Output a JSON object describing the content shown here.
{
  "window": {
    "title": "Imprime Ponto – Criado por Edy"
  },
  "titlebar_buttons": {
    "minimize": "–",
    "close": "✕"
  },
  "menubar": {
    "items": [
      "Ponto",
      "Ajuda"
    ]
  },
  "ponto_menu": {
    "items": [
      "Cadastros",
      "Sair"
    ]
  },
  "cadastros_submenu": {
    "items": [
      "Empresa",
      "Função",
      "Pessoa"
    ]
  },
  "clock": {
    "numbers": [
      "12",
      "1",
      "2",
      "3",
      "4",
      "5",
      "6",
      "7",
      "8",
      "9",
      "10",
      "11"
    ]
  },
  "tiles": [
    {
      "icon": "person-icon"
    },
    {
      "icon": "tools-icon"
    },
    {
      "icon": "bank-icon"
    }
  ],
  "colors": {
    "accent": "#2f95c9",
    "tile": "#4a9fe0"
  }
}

**WHAT TO WORK ON**
Extract every line from the records above that contains the word "icon".

**EXERCISE RESPONSE**
      "icon": "person-icon"
      "icon": "tools-icon"
      "icon": "bank-icon"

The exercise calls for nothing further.